### PROBLEM STATEMENT
Wherever "houses" appears in a line, list that line.

★ ★ ★ ★ ★ ★ ★

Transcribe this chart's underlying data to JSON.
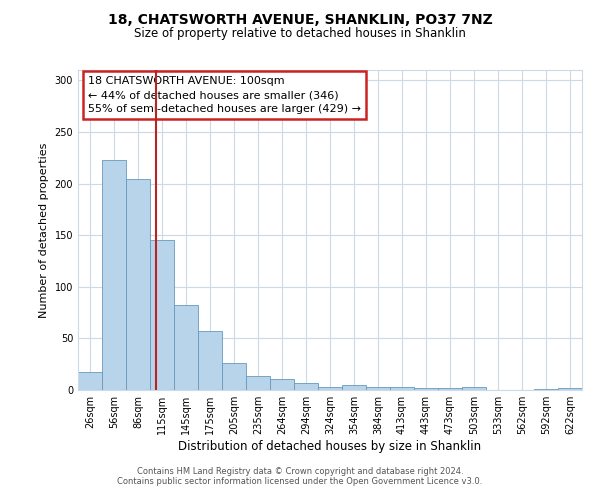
{
  "title": "18, CHATSWORTH AVENUE, SHANKLIN, PO37 7NZ",
  "subtitle": "Size of property relative to detached houses in Shanklin",
  "xlabel": "Distribution of detached houses by size in Shanklin",
  "ylabel": "Number of detached properties",
  "bar_labels": [
    "26sqm",
    "56sqm",
    "86sqm",
    "115sqm",
    "145sqm",
    "175sqm",
    "205sqm",
    "235sqm",
    "264sqm",
    "294sqm",
    "324sqm",
    "354sqm",
    "384sqm",
    "413sqm",
    "443sqm",
    "473sqm",
    "503sqm",
    "533sqm",
    "562sqm",
    "592sqm",
    "622sqm"
  ],
  "bar_heights": [
    17,
    223,
    204,
    145,
    82,
    57,
    26,
    14,
    11,
    7,
    3,
    5,
    3,
    3,
    2,
    2,
    3,
    0,
    0,
    1,
    2
  ],
  "bar_color": "#b8d4ea",
  "bar_edge_color": "#6699bb",
  "vline_x": 2.75,
  "vline_color": "#bb2222",
  "ylim": [
    0,
    310
  ],
  "yticks": [
    0,
    50,
    100,
    150,
    200,
    250,
    300
  ],
  "annotation_title": "18 CHATSWORTH AVENUE: 100sqm",
  "annotation_line1": "← 44% of detached houses are smaller (346)",
  "annotation_line2": "55% of semi-detached houses are larger (429) →",
  "annotation_box_color": "#cc2222",
  "footer1": "Contains HM Land Registry data © Crown copyright and database right 2024.",
  "footer2": "Contains public sector information licensed under the Open Government Licence v3.0.",
  "background_color": "#ffffff",
  "grid_color": "#ccd9e8"
}
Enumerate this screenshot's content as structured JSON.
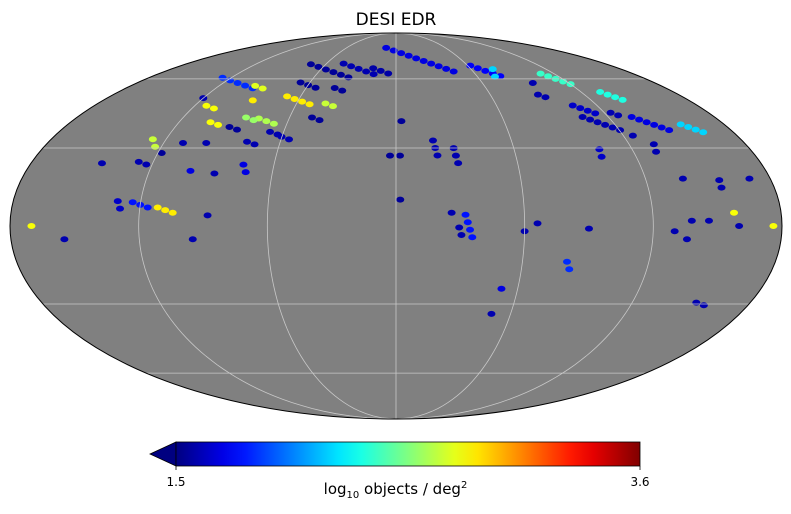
{
  "chart_data": {
    "type": "heatmap",
    "projection": "mollweide",
    "title": "DESI EDR",
    "background_color": "#808080",
    "graticule_color": "#c8c8c8",
    "colormap": "jet",
    "colorbar": {
      "min": 1.5,
      "max": 3.6,
      "min_label": "1.5",
      "max_label": "3.6",
      "extend": "min",
      "label_pre": "log",
      "label_sub": "10",
      "label_mid": " objects / deg",
      "label_sup": "2"
    },
    "fields": [
      {
        "lon": -52,
        "lat": 64,
        "v": 1.55,
        "n": 6,
        "dir": "h"
      },
      {
        "lon": -30,
        "lat": 65,
        "v": 1.6,
        "n": 5,
        "dir": "h"
      },
      {
        "lon": -12,
        "lat": 64,
        "v": 1.58,
        "n": 3,
        "dir": "h"
      },
      {
        "lon": 22,
        "lat": 70,
        "v": 1.7,
        "n": 10,
        "dir": "h"
      },
      {
        "lon": 70,
        "lat": 64,
        "v": 1.75,
        "n": 5,
        "dir": "h"
      },
      {
        "lon": -110,
        "lat": 58,
        "v": 1.85,
        "n": 5,
        "dir": "h"
      },
      {
        "lon": -92,
        "lat": 56,
        "v": 2.75,
        "n": 2,
        "dir": "h"
      },
      {
        "lon": -120,
        "lat": 51,
        "v": 1.6,
        "n": 1,
        "dir": "h"
      },
      {
        "lon": -110,
        "lat": 47,
        "v": 2.8,
        "n": 2,
        "dir": "h"
      },
      {
        "lon": -88,
        "lat": 50,
        "v": 2.85,
        "n": 1,
        "dir": "h"
      },
      {
        "lon": -60,
        "lat": 57,
        "v": 1.55,
        "n": 3,
        "dir": "h"
      },
      {
        "lon": -60,
        "lat": 50,
        "v": 2.85,
        "n": 4,
        "dir": "h"
      },
      {
        "lon": -38,
        "lat": 55,
        "v": 1.55,
        "n": 2,
        "dir": "h"
      },
      {
        "lon": -40,
        "lat": 48,
        "v": 2.7,
        "n": 2,
        "dir": "h"
      },
      {
        "lon": -72,
        "lat": 41,
        "v": 2.65,
        "n": 3,
        "dir": "h"
      },
      {
        "lon": -82,
        "lat": 42,
        "v": 2.6,
        "n": 2,
        "dir": "h"
      },
      {
        "lon": -100,
        "lat": 40,
        "v": 2.8,
        "n": 2,
        "dir": "h"
      },
      {
        "lon": -88,
        "lat": 38,
        "v": 1.55,
        "n": 2,
        "dir": "h"
      },
      {
        "lon": -65,
        "lat": 36,
        "v": 1.6,
        "n": 2,
        "dir": "h"
      },
      {
        "lon": -58,
        "lat": 34,
        "v": 1.6,
        "n": 2,
        "dir": "h"
      },
      {
        "lon": -75,
        "lat": 32,
        "v": 1.6,
        "n": 2,
        "dir": "h"
      },
      {
        "lon": -45,
        "lat": 42,
        "v": 1.55,
        "n": 2,
        "dir": "h"
      },
      {
        "lon": -110,
        "lat": 32,
        "v": 1.6,
        "n": 1,
        "dir": "h"
      },
      {
        "lon": -98,
        "lat": 32,
        "v": 1.6,
        "n": 1,
        "dir": "h"
      },
      {
        "lon": -118,
        "lat": 28,
        "v": 1.55,
        "n": 1,
        "dir": "h"
      },
      {
        "lon": -125,
        "lat": 32,
        "v": 2.7,
        "n": 2,
        "dir": "v"
      },
      {
        "lon": -125,
        "lat": 24,
        "v": 1.6,
        "n": 2,
        "dir": "h"
      },
      {
        "lon": -100,
        "lat": 21,
        "v": 1.7,
        "n": 1,
        "dir": "h"
      },
      {
        "lon": -88,
        "lat": 20,
        "v": 1.6,
        "n": 1,
        "dir": "h"
      },
      {
        "lon": -74,
        "lat": 22,
        "v": 1.7,
        "n": 2,
        "dir": "v"
      },
      {
        "lon": -145,
        "lat": 24,
        "v": 1.6,
        "n": 1,
        "dir": "h"
      },
      {
        "lon": -120,
        "lat": 8,
        "v": 1.8,
        "n": 3,
        "dir": "h"
      },
      {
        "lon": -108,
        "lat": 6,
        "v": 2.85,
        "n": 3,
        "dir": "h"
      },
      {
        "lon": -170,
        "lat": 0,
        "v": 2.8,
        "n": 1,
        "dir": "h"
      },
      {
        "lon": -155,
        "lat": -5,
        "v": 1.6,
        "n": 1,
        "dir": "h"
      },
      {
        "lon": -95,
        "lat": -5,
        "v": 1.6,
        "n": 1,
        "dir": "h"
      },
      {
        "lon": -88,
        "lat": 4,
        "v": 1.6,
        "n": 1,
        "dir": "h"
      },
      {
        "lon": -130,
        "lat": 8,
        "v": 1.65,
        "n": 2,
        "dir": "v"
      },
      {
        "lon": 3,
        "lat": 41,
        "v": 1.55,
        "n": 1,
        "dir": "h"
      },
      {
        "lon": -3,
        "lat": 27,
        "v": 1.55,
        "n": 1,
        "dir": "h"
      },
      {
        "lon": 2,
        "lat": 27,
        "v": 1.55,
        "n": 1,
        "dir": "h"
      },
      {
        "lon": 2,
        "lat": 10,
        "v": 1.55,
        "n": 1,
        "dir": "h"
      },
      {
        "lon": 20,
        "lat": 30,
        "v": 1.6,
        "n": 3,
        "dir": "v"
      },
      {
        "lon": 30,
        "lat": 27,
        "v": 1.6,
        "n": 3,
        "dir": "v"
      },
      {
        "lon": 26,
        "lat": 5,
        "v": 1.6,
        "n": 1,
        "dir": "h"
      },
      {
        "lon": 34,
        "lat": 0,
        "v": 1.8,
        "n": 4,
        "dir": "v"
      },
      {
        "lon": 30,
        "lat": -2,
        "v": 1.6,
        "n": 2,
        "dir": "v"
      },
      {
        "lon": 60,
        "lat": -2,
        "v": 1.6,
        "n": 1,
        "dir": "h"
      },
      {
        "lon": 66,
        "lat": 1,
        "v": 1.6,
        "n": 1,
        "dir": "h"
      },
      {
        "lon": 90,
        "lat": -1,
        "v": 1.6,
        "n": 1,
        "dir": "h"
      },
      {
        "lon": 82,
        "lat": -15,
        "v": 1.85,
        "n": 2,
        "dir": "v"
      },
      {
        "lon": 52,
        "lat": -24,
        "v": 1.7,
        "n": 1,
        "dir": "h"
      },
      {
        "lon": 75,
        "lat": 63,
        "v": 2.2,
        "n": 2,
        "dir": "v"
      },
      {
        "lon": 95,
        "lat": 58,
        "v": 1.6,
        "n": 1,
        "dir": "h"
      },
      {
        "lon": 92,
        "lat": 52,
        "v": 1.6,
        "n": 2,
        "dir": "h"
      },
      {
        "lon": 110,
        "lat": 46,
        "v": 1.65,
        "n": 4,
        "dir": "h"
      },
      {
        "lon": 115,
        "lat": 60,
        "v": 2.4,
        "n": 5,
        "dir": "h"
      },
      {
        "lon": 136,
        "lat": 52,
        "v": 2.35,
        "n": 4,
        "dir": "h"
      },
      {
        "lon": 113,
        "lat": 40,
        "v": 1.6,
        "n": 6,
        "dir": "h"
      },
      {
        "lon": 140,
        "lat": 40,
        "v": 1.7,
        "n": 6,
        "dir": "h"
      },
      {
        "lon": 160,
        "lat": 38,
        "v": 2.2,
        "n": 4,
        "dir": "h"
      },
      {
        "lon": 125,
        "lat": 44,
        "v": 1.6,
        "n": 2,
        "dir": "h"
      },
      {
        "lon": 103,
        "lat": 28,
        "v": 1.65,
        "n": 2,
        "dir": "v"
      },
      {
        "lon": 125,
        "lat": 35,
        "v": 1.6,
        "n": 1,
        "dir": "h"
      },
      {
        "lon": 132,
        "lat": 30,
        "v": 1.6,
        "n": 2,
        "dir": "v"
      },
      {
        "lon": 138,
        "lat": 18,
        "v": 1.6,
        "n": 1,
        "dir": "h"
      },
      {
        "lon": 155,
        "lat": 16,
        "v": 1.6,
        "n": 2,
        "dir": "v"
      },
      {
        "lon": 170,
        "lat": 18,
        "v": 1.6,
        "n": 1,
        "dir": "h"
      },
      {
        "lon": 158,
        "lat": 5,
        "v": 2.8,
        "n": 1,
        "dir": "h"
      },
      {
        "lon": 160,
        "lat": 0,
        "v": 1.6,
        "n": 1,
        "dir": "h"
      },
      {
        "lon": 138,
        "lat": 2,
        "v": 1.6,
        "n": 1,
        "dir": "h"
      },
      {
        "lon": 146,
        "lat": 2,
        "v": 1.6,
        "n": 1,
        "dir": "h"
      },
      {
        "lon": 176,
        "lat": 0,
        "v": 2.8,
        "n": 1,
        "dir": "h"
      },
      {
        "lon": 130,
        "lat": -2,
        "v": 1.6,
        "n": 1,
        "dir": "h"
      },
      {
        "lon": 136,
        "lat": -5,
        "v": 1.6,
        "n": 1,
        "dir": "h"
      },
      {
        "lon": 155,
        "lat": -30,
        "v": 1.6,
        "n": 2,
        "dir": "h"
      },
      {
        "lon": 50,
        "lat": -34,
        "v": 1.6,
        "n": 1,
        "dir": "h"
      }
    ]
  }
}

★ ★ ★ ★ ★ ★ ★

### EXERCISE SOLUTION
  "subtitle": "Size of property relative to detached houses in Shanklin",
  "xlabel": "Distribution of detached houses by size in Shanklin",
  "annotation_line1": "← 44% of detached houses are smaller (346)",
  "annotation_line2": "55% of semi-detached houses are larger (429) →",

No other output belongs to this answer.